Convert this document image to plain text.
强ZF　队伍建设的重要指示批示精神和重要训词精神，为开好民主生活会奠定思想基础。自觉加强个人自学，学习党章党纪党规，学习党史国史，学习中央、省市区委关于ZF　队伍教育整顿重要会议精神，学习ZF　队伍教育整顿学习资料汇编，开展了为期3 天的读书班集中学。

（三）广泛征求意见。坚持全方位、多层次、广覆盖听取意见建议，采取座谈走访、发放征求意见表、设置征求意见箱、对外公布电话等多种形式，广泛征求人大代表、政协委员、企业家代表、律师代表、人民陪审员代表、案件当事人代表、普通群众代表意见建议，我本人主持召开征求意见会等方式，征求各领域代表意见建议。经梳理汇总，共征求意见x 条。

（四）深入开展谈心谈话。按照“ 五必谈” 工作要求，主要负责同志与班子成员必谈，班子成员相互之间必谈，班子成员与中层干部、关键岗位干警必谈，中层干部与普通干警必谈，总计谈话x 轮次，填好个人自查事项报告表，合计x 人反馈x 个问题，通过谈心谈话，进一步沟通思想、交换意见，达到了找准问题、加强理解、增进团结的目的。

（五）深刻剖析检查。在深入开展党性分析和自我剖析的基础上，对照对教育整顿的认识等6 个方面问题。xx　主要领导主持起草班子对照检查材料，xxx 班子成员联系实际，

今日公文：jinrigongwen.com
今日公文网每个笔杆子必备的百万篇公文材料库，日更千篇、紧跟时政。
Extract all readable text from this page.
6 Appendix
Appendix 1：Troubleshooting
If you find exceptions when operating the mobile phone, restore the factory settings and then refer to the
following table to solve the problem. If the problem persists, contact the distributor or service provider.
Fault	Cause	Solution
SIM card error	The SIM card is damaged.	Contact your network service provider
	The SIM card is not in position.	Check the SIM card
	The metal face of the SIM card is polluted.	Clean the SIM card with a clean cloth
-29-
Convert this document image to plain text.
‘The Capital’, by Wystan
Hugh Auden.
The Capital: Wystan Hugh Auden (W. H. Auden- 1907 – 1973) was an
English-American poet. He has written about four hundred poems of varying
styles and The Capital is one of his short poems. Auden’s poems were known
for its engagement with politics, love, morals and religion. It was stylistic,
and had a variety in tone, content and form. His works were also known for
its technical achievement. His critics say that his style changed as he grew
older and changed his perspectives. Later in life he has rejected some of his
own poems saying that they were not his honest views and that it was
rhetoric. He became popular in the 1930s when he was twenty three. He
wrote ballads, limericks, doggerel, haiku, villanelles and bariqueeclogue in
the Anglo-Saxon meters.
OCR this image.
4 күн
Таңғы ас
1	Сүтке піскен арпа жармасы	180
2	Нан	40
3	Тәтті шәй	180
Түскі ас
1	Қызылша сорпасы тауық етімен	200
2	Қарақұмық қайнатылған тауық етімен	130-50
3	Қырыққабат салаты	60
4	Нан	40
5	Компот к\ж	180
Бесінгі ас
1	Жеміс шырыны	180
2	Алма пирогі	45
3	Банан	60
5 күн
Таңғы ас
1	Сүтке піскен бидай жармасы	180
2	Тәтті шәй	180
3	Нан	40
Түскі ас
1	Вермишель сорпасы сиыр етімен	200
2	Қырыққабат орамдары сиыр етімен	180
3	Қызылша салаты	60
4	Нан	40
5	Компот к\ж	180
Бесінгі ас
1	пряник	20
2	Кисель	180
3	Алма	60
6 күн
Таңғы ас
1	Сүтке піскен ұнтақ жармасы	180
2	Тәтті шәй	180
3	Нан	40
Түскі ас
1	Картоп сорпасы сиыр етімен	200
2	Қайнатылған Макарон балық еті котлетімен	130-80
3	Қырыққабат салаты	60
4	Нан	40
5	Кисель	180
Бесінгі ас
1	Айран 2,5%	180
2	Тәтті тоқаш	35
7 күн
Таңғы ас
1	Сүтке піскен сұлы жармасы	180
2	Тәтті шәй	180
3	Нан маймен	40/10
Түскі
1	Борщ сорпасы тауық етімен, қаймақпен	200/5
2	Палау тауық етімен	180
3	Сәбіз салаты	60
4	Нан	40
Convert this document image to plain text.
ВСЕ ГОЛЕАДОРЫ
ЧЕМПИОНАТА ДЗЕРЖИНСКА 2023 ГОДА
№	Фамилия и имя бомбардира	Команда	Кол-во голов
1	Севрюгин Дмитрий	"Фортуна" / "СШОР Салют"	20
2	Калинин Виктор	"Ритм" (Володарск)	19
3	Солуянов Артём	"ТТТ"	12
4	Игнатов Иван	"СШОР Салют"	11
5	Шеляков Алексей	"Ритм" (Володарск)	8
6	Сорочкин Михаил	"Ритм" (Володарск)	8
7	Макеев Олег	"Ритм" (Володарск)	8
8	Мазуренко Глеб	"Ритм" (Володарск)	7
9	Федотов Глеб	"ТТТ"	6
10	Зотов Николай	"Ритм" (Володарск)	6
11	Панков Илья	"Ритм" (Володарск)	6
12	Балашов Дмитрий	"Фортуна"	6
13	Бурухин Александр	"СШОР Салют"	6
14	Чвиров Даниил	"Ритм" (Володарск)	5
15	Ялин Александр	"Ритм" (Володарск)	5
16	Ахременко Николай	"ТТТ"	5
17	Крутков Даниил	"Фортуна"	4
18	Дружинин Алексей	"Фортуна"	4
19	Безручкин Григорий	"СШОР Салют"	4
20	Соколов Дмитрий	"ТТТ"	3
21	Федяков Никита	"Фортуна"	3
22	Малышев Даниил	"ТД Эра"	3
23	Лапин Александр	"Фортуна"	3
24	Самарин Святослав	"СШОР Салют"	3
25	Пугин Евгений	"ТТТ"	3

__Task directions__:
Repeat all the records. Match each line exactly.

__Answer__:
Convert this document image to plain text.
强ZF　队伍建设的重要指示批示精神和重要训词精神，为开好民主生活会奠定思想基础。自觉加强个人自学，学习党章党纪党规，学习党史国史，学习中央、省市区委关于ZF　队伍教育整顿重要会议精神，学习ZF　队伍教育整顿学习资料汇编，开展了为期3 天的读书班集中学。

（三）广泛征求意见。坚持全方位、多层次、广覆盖听取意见建议，采取座谈走访、发放征求意见表、设置征求意见箱、对外公布电话等多种形式，广泛征求人大代表、政协委员、企业家代表、律师代表、人民陪审员代表、案件当事人代表、普通群众代表意见建议，我本人主持召开征求意见会等方式，征求各领域代表意见建议。经梳理汇总，共征求意见x 条。

（四）深入开展谈心谈话。按照“ 五必谈” 工作要求，主要负责同志与班子成员必谈，班子成员相互之间必谈，班子成员与中层干部、关键岗位干警必谈，中层干部与普通干警必谈，总计谈话x 轮次，填好个人自查事项报告表，合计x 人反馈x 个问题，通过谈心谈话，进一步沟通思想、交换意见，达到了找准问题、加强理解、增进团结的目的。

（五）深刻剖析检查。在深入开展党性分析和自我剖析的基础上，对照对教育整顿的认识等6 个方面问题。xx　主要领导主持起草班子对照检查材料，xxx 班子成员联系实际，

今日公文：jinrigongwen.com
今日公文网每个笔杆子必备的百万篇公文材料库，日更千篇、紧跟时政。
Extract all readable text from this page.
6 Appendix
Appendix 1：Troubleshooting
If you find exceptions when operating the mobile phone, restore the factory settings and then refer to the
following table to solve the problem. If the problem persists, contact the distributor or service provider.
Fault	Cause	Solution
SIM card error	The SIM card is damaged.	Contact your network service provider
	The SIM card is not in position.	Check the SIM card
	The metal face of the SIM card is polluted.	Clean the SIM card with a clean cloth
-29-
Convert this document image to plain text.
‘The Capital’, by Wystan
Hugh Auden.
The Capital: Wystan Hugh Auden (W. H. Auden- 1907 – 1973) was an
English-American poet. He has written about four hundred poems of varying
styles and The Capital is one of his short poems. Auden’s poems were known
for its engagement with politics, love, morals and religion. It was stylistic,
and had a variety in tone, content and form. His works were also known for
its technical achievement. His critics say that his style changed as he grew
older and changed his perspectives. Later in life he has rejected some of his
own poems saying that they were not his honest views and that it was
rhetoric. He became popular in the 1930s when he was twenty three. He
wrote ballads, limericks, doggerel, haiku, villanelles and bariqueeclogue in
the Anglo-Saxon meters.
OCR this image.
4 күн
Таңғы ас
1	Сүтке піскен арпа жармасы	180
2	Нан	40
3	Тәтті шәй	180
Түскі ас
1	Қызылша сорпасы тауық етімен	200
2	Қарақұмық қайнатылған тауық етімен	130-50
3	Қырыққабат салаты	60
4	Нан	40
5	Компот к\ж	180
Бесінгі ас
1	Жеміс шырыны	180
2	Алма пирогі	45
3	Банан	60
5 күн
Таңғы ас
1	Сүтке піскен бидай жармасы	180
2	Тәтті шәй	180
3	Нан	40
Түскі ас
1	Вермишель сорпасы сиыр етімен	200
2	Қырыққабат орамдары сиыр етімен	180
3	Қызылша салаты	60
4	Нан	40
5	Компот к\ж	180
Бесінгі ас
1	пряник	20
2	Кисель	180
3	Алма	60
6 күн
Таңғы ас
1	Сүтке піскен ұнтақ жармасы	180
2	Тәтті шәй	180
3	Нан	40
Түскі ас
1	Картоп сорпасы сиыр етімен	200
2	Қайнатылған Макарон балық еті котлетімен	130-80
3	Қырыққабат салаты	60
4	Нан	40
5	Кисель	180
Бесінгі ас
1	Айран 2,5%	180
2	Тәтті тоқаш	35
7 күн
Таңғы ас
1	Сүтке піскен сұлы жармасы	180
2	Тәтті шәй	180
3	Нан маймен	40/10
Түскі
1	Борщ сорпасы тауық етімен, қаймақпен	200/5
2	Палау тауық етімен	180
3	Сәбіз салаты	60
4	Нан	40
Convert this document image to plain text.
ВСЕ ГОЛЕАДОРЫ
ЧЕМПИОНАТА ДЗЕРЖИНСКА 2023 ГОДА
№	Фамилия и имя бомбардира	Команда	Кол-во голов
1	Севрюгин Дмитрий	"Фортуна" / "СШОР Салют"	20
2	Калинин Виктор	"Ритм" (Володарск)	19
3	Солуянов Артём	"ТТТ"	12
4	Игнатов Иван	"СШОР Салют"	11
5	Шеляков Алексей	"Ритм" (Володарск)	8
6	Сорочкин Михаил	"Ритм" (Володарск)	8
7	Макеев Олег	"Ритм" (Володарск)	8
8	Мазуренко Глеб	"Ритм" (Володарск)	7
9	Федотов Глеб	"ТТТ"	6
10	Зотов Николай	"Ритм" (Володарск)	6
11	Панков Илья	"Ритм" (Володарск)	6
12	Балашов Дмитрий	"Фортуна"	6
13	Бурухин Александр	"СШОР Салют"	6
14	Чвиров Даниил	"Ритм" (Володарск)	5
15	Ялин Александр	"Ритм" (Володарск)	5
16	Ахременко Николай	"ТТТ"	5
17	Крутков Даниил	"Фортуна"	4
18	Дружинин Алексей	"Фортуна"	4
19	Безручкин Григорий	"СШОР Салют"	4
20	Соколов Дмитрий	"ТТТ"	3
21	Федяков Никита	"Фортуна"	3
22	Малышев Даниил	"ТД Эра"	3
23	Лапин Александр	"Фортуна"	3
24	Самарин Святослав	"СШОР Салют"	3
25	Пугин Евгений	"ТТТ"	3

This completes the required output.